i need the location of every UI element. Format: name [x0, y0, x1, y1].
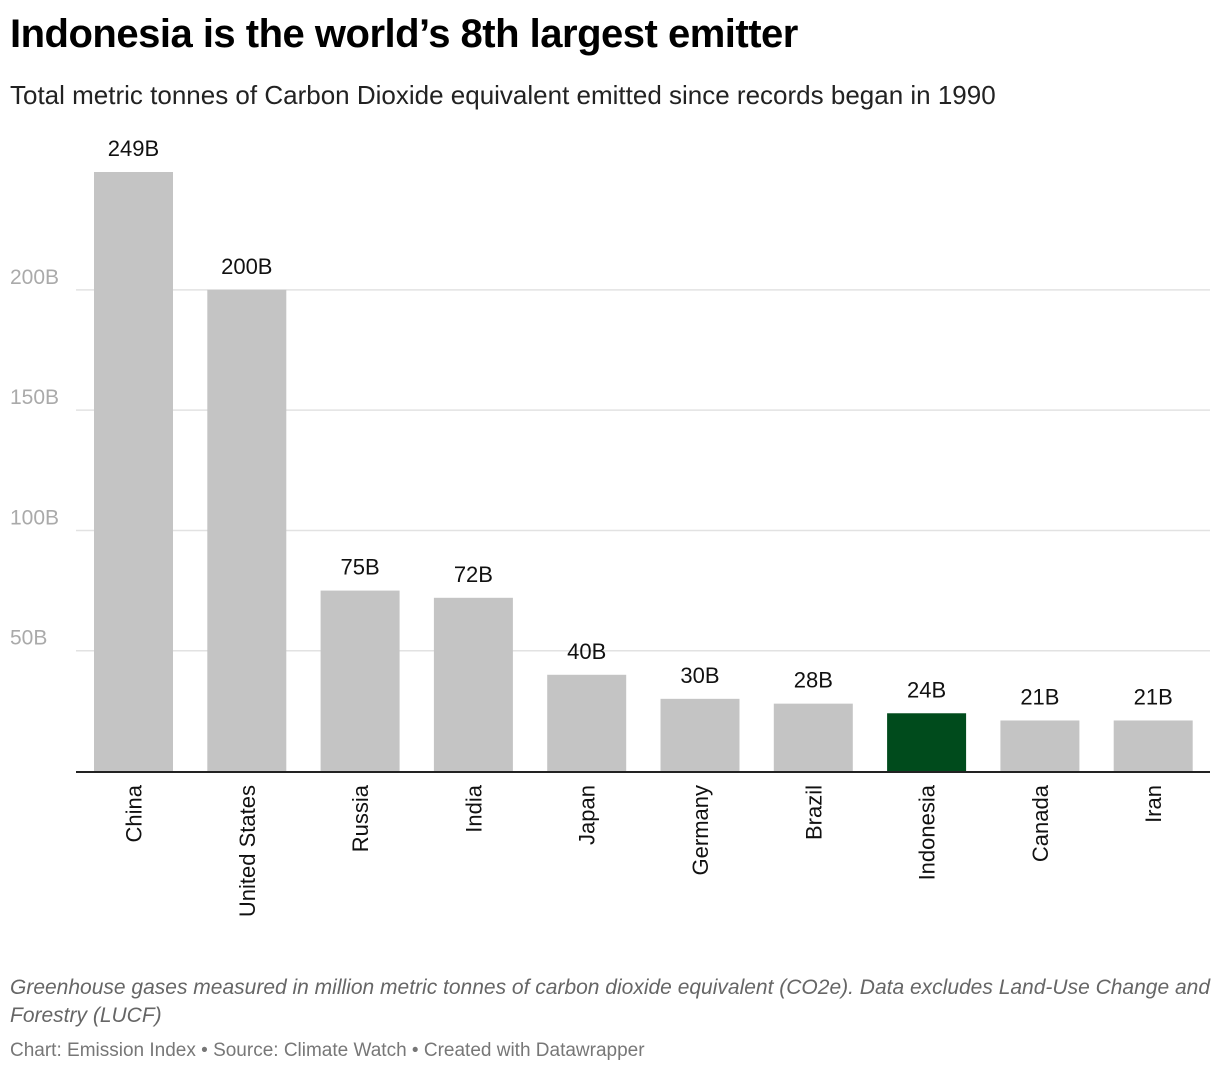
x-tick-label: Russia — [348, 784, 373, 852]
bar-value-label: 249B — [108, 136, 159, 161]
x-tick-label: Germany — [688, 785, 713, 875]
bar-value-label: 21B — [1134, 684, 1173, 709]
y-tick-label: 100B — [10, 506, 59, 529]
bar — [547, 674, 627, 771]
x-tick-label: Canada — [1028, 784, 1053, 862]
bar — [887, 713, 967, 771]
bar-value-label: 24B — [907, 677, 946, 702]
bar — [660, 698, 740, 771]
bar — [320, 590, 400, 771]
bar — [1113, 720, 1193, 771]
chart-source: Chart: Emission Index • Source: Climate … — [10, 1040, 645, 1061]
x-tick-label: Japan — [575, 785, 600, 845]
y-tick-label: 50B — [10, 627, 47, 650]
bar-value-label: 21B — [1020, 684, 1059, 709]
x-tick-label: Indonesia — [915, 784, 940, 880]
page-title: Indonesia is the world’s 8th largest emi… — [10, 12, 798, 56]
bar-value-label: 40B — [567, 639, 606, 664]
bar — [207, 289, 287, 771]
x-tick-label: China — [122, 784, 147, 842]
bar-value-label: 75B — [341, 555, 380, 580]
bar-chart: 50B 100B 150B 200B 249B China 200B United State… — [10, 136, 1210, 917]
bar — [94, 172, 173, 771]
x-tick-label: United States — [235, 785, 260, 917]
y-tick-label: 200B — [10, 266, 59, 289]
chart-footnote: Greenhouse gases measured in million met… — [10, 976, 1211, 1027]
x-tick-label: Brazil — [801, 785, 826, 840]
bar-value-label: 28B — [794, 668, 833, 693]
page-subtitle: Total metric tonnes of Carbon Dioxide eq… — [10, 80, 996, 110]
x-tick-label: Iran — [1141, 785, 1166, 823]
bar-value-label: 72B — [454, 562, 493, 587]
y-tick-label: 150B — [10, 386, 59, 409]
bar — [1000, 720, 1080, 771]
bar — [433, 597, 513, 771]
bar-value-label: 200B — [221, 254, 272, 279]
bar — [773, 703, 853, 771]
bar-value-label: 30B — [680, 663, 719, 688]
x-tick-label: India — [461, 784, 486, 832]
+ + + + + + +
Please gather every row above that contains the word "China" and copy each one in full. Uppercase and lowercase count as different.

x-tick-label: China — [122, 784, 147, 842]
bar-chart: 50B 100B 150B 200B 249B China 200B United State… — [10, 136, 1210, 917]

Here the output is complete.